Aim of the exercise: Report every line in the listing that contains the string "panel".

(Stored entries)
****************

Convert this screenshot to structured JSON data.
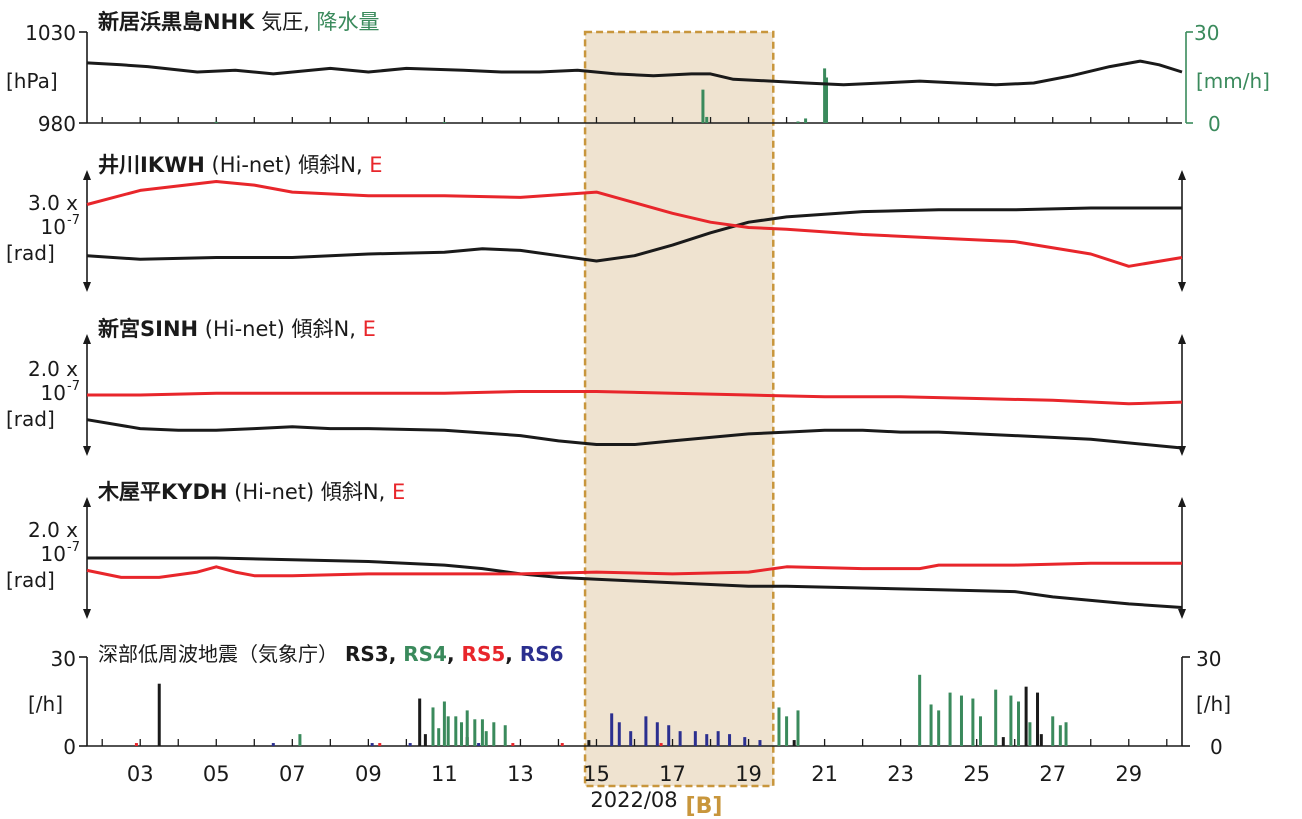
{
  "colors": {
    "black": "#1a1a1a",
    "red": "#e8262b",
    "green": "#3a8a5c",
    "blue": "#2b2f8f",
    "highlight_fill": "#efe3d0",
    "highlight_border": "#c8963c"
  },
  "chart_data": [
    {
      "type": "line",
      "panel": "pressure-rain",
      "title_parts": [
        {
          "text": "新居浜黒島NHK",
          "bold": true,
          "color": "black"
        },
        {
          "text": " 気圧, ",
          "bold": false,
          "color": "black"
        },
        {
          "text": "降水量",
          "bold": false,
          "color": "green"
        }
      ],
      "y_left": {
        "tick_labels": [
          "1030",
          "980"
        ],
        "unit": "[hPa]",
        "range": [
          980,
          1030
        ]
      },
      "y_right": {
        "tick_labels": [
          "30",
          "0"
        ],
        "unit": "[mm/h]",
        "range": [
          0,
          30
        ]
      },
      "series": [
        {
          "key": "pressure",
          "color": "black",
          "x": [
            1.6,
            2.5,
            3.2,
            4.5,
            5.5,
            6.5,
            8.0,
            9.0,
            10.0,
            11.5,
            12.5,
            13.5,
            14.5,
            15.5,
            16.5,
            17.5,
            18.0,
            18.6,
            19.6,
            20.5,
            21.5,
            22.5,
            23.5,
            24.5,
            25.5,
            26.5,
            27.5,
            28.5,
            29.3,
            29.8,
            30.4
          ],
          "y": [
            1013,
            1012,
            1011,
            1008,
            1009,
            1007,
            1010,
            1008,
            1010,
            1009,
            1008,
            1008,
            1009,
            1007,
            1006,
            1007,
            1007,
            1004,
            1003,
            1002,
            1001,
            1002,
            1003,
            1002,
            1001,
            1002,
            1006,
            1011,
            1014,
            1012,
            1008
          ]
        }
      ],
      "bars": [
        {
          "key": "rain",
          "color": "green",
          "x": [
            5.0,
            11.0,
            17.8,
            17.9,
            20.3,
            20.5,
            21.0,
            21.05
          ],
          "y": [
            0.4,
            0.3,
            11,
            2,
            0.5,
            1.5,
            18,
            15
          ]
        }
      ]
    },
    {
      "type": "line",
      "panel": "tilt-ikwh",
      "title_parts": [
        {
          "text": "井川IKWH",
          "bold": true,
          "color": "black"
        },
        {
          "text": " (Hi-net) 傾斜N, ",
          "bold": false,
          "color": "black"
        },
        {
          "text": "E",
          "bold": false,
          "color": "red"
        }
      ],
      "scale_label": [
        "3.0 x",
        "10",
        "-7",
        "[rad]"
      ],
      "series": [
        {
          "key": "N",
          "color": "black",
          "x": [
            1.6,
            3.0,
            5.0,
            7.0,
            9.0,
            11.0,
            12.0,
            13.0,
            14.0,
            15.0,
            16.0,
            17.0,
            18.0,
            19.0,
            20.0,
            22.0,
            24.0,
            26.0,
            28.0,
            30.4
          ],
          "y": [
            1.6,
            1.4,
            1.5,
            1.5,
            1.7,
            1.8,
            2.0,
            1.9,
            1.6,
            1.3,
            1.6,
            2.2,
            2.9,
            3.5,
            3.8,
            4.1,
            4.2,
            4.2,
            4.3,
            4.3
          ]
        },
        {
          "key": "E",
          "color": "red",
          "x": [
            1.6,
            3.0,
            5.0,
            6.0,
            7.0,
            9.0,
            11.0,
            13.0,
            15.0,
            16.0,
            17.0,
            18.0,
            19.0,
            20.0,
            22.0,
            24.0,
            26.0,
            28.0,
            29.0,
            30.4
          ],
          "y": [
            4.5,
            5.3,
            5.8,
            5.6,
            5.2,
            5.0,
            5.0,
            4.9,
            5.2,
            4.6,
            4.0,
            3.5,
            3.2,
            3.1,
            2.8,
            2.6,
            2.4,
            1.7,
            1.0,
            1.5
          ]
        }
      ]
    },
    {
      "type": "line",
      "panel": "tilt-sinh",
      "title_parts": [
        {
          "text": "新宮SINH",
          "bold": true,
          "color": "black"
        },
        {
          "text": " (Hi-net) 傾斜N, ",
          "bold": false,
          "color": "black"
        },
        {
          "text": "E",
          "bold": false,
          "color": "red"
        }
      ],
      "scale_label": [
        "2.0 x",
        "10",
        "-7",
        "[rad]"
      ],
      "series": [
        {
          "key": "N",
          "color": "black",
          "x": [
            1.6,
            3.0,
            4.0,
            5.0,
            6.0,
            7.0,
            8.0,
            9.0,
            11.0,
            13.0,
            14.0,
            15.0,
            16.0,
            17.0,
            18.0,
            19.0,
            20.0,
            21.0,
            22.0,
            23.0,
            24.0,
            26.0,
            28.0,
            30.4
          ],
          "y": [
            1.6,
            1.1,
            1.0,
            1.0,
            1.1,
            1.2,
            1.1,
            1.1,
            1.0,
            0.7,
            0.4,
            0.2,
            0.2,
            0.4,
            0.6,
            0.8,
            0.9,
            1.0,
            1.0,
            0.9,
            0.9,
            0.7,
            0.5,
            0.0
          ]
        },
        {
          "key": "E",
          "color": "red",
          "x": [
            1.6,
            3.0,
            5.0,
            7.0,
            9.0,
            11.0,
            13.0,
            15.0,
            17.0,
            19.0,
            21.0,
            23.0,
            25.0,
            27.0,
            29.0,
            30.4
          ],
          "y": [
            3.0,
            3.0,
            3.1,
            3.1,
            3.1,
            3.1,
            3.2,
            3.2,
            3.1,
            3.0,
            2.9,
            2.9,
            2.8,
            2.7,
            2.5,
            2.6
          ]
        }
      ]
    },
    {
      "type": "line",
      "panel": "tilt-kydh",
      "title_parts": [
        {
          "text": "木屋平KYDH",
          "bold": true,
          "color": "black"
        },
        {
          "text": " (Hi-net) 傾斜N, ",
          "bold": false,
          "color": "black"
        },
        {
          "text": "E",
          "bold": false,
          "color": "red"
        }
      ],
      "scale_label": [
        "2.0 x",
        "10",
        "-7",
        "[rad]"
      ],
      "series": [
        {
          "key": "N",
          "color": "black",
          "x": [
            1.6,
            3.0,
            5.0,
            7.0,
            9.0,
            11.0,
            12.0,
            13.0,
            14.0,
            15.0,
            16.0,
            17.0,
            18.0,
            19.0,
            20.0,
            22.0,
            24.0,
            26.0,
            27.0,
            28.0,
            29.0,
            30.4
          ],
          "y": [
            3.0,
            3.0,
            3.0,
            2.9,
            2.8,
            2.6,
            2.4,
            2.1,
            1.9,
            1.8,
            1.7,
            1.6,
            1.5,
            1.4,
            1.4,
            1.3,
            1.2,
            1.1,
            0.8,
            0.6,
            0.4,
            0.2
          ]
        },
        {
          "key": "E",
          "color": "red",
          "x": [
            1.6,
            2.5,
            3.5,
            4.5,
            5.0,
            5.5,
            6.0,
            7.0,
            9.0,
            11.0,
            13.0,
            15.0,
            17.0,
            19.0,
            20.0,
            22.0,
            23.5,
            24.0,
            26.0,
            28.0,
            30.4
          ],
          "y": [
            2.3,
            1.9,
            1.9,
            2.2,
            2.5,
            2.2,
            2.0,
            2.0,
            2.1,
            2.1,
            2.1,
            2.2,
            2.1,
            2.2,
            2.5,
            2.4,
            2.4,
            2.6,
            2.6,
            2.7,
            2.7
          ]
        }
      ]
    },
    {
      "type": "bar",
      "panel": "lfe",
      "title_parts": [
        {
          "text": "深部低周波地震（気象庁）",
          "bold": false,
          "color": "black"
        },
        {
          "text": " RS3",
          "bold": true,
          "color": "black"
        },
        {
          "text": ", ",
          "bold": true,
          "color": "black"
        },
        {
          "text": "RS4",
          "bold": true,
          "color": "green"
        },
        {
          "text": ", ",
          "bold": true,
          "color": "black"
        },
        {
          "text": "RS5",
          "bold": true,
          "color": "red"
        },
        {
          "text": ", ",
          "bold": true,
          "color": "black"
        },
        {
          "text": "RS6",
          "bold": true,
          "color": "blue"
        }
      ],
      "y_left": {
        "tick_labels": [
          "30",
          "0"
        ],
        "unit": "[/h]",
        "range": [
          0,
          30
        ]
      },
      "y_right": {
        "tick_labels": [
          "30",
          "0"
        ],
        "unit": "[/h]",
        "range": [
          0,
          30
        ]
      },
      "x_tick_labels": [
        "03",
        "05",
        "07",
        "09",
        "11",
        "13",
        "15",
        "17",
        "19",
        "21",
        "23",
        "25",
        "27",
        "29"
      ],
      "x_label": "2022/08",
      "highlight_label": "[B]",
      "highlight_range": [
        14.7,
        19.65
      ],
      "series": [
        {
          "name": "RS3",
          "color": "black",
          "x": [
            3.5,
            10.35,
            10.5,
            11.6,
            14.8,
            20.2,
            25.7,
            26.3,
            26.6,
            26.7
          ],
          "y": [
            21,
            16,
            4,
            3,
            2,
            2,
            3,
            20,
            18,
            4
          ]
        },
        {
          "name": "RS4",
          "color": "green",
          "x": [
            7.2,
            10.7,
            10.85,
            11.0,
            11.1,
            11.3,
            11.45,
            11.6,
            11.8,
            12.0,
            12.1,
            12.3,
            12.6,
            19.8,
            20.0,
            20.3,
            23.5,
            23.8,
            24.0,
            24.3,
            24.6,
            24.9,
            25.1,
            25.5,
            25.9,
            26.1,
            26.4,
            27.0,
            27.2,
            27.35
          ],
          "y": [
            4,
            13,
            6,
            15,
            10,
            10,
            8,
            12,
            9,
            9,
            5,
            8,
            7,
            13,
            10,
            12,
            24,
            14,
            12,
            18,
            17,
            16,
            10,
            19,
            17,
            15,
            8,
            10,
            7,
            8
          ]
        },
        {
          "name": "RS5",
          "color": "red",
          "x": [
            2.9,
            9.3,
            12.8,
            14.1,
            16.7
          ],
          "y": [
            1,
            1,
            1,
            1,
            1
          ]
        },
        {
          "name": "RS6",
          "color": "blue",
          "x": [
            6.5,
            9.1,
            10.1,
            11.9,
            15.4,
            15.6,
            15.9,
            16.3,
            16.6,
            16.9,
            17.2,
            17.6,
            17.9,
            18.2,
            18.5,
            18.9,
            19.3
          ],
          "y": [
            1,
            1,
            1,
            1,
            11,
            8,
            5,
            10,
            8,
            7,
            5,
            5,
            4,
            5,
            4,
            3,
            2
          ]
        }
      ]
    }
  ]
}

****************

Task solution:
      "panel": "pressure-rain",
      "panel": "tilt-ikwh",
      "panel": "tilt-sinh",
      "panel": "tilt-kydh",
      "panel": "lfe",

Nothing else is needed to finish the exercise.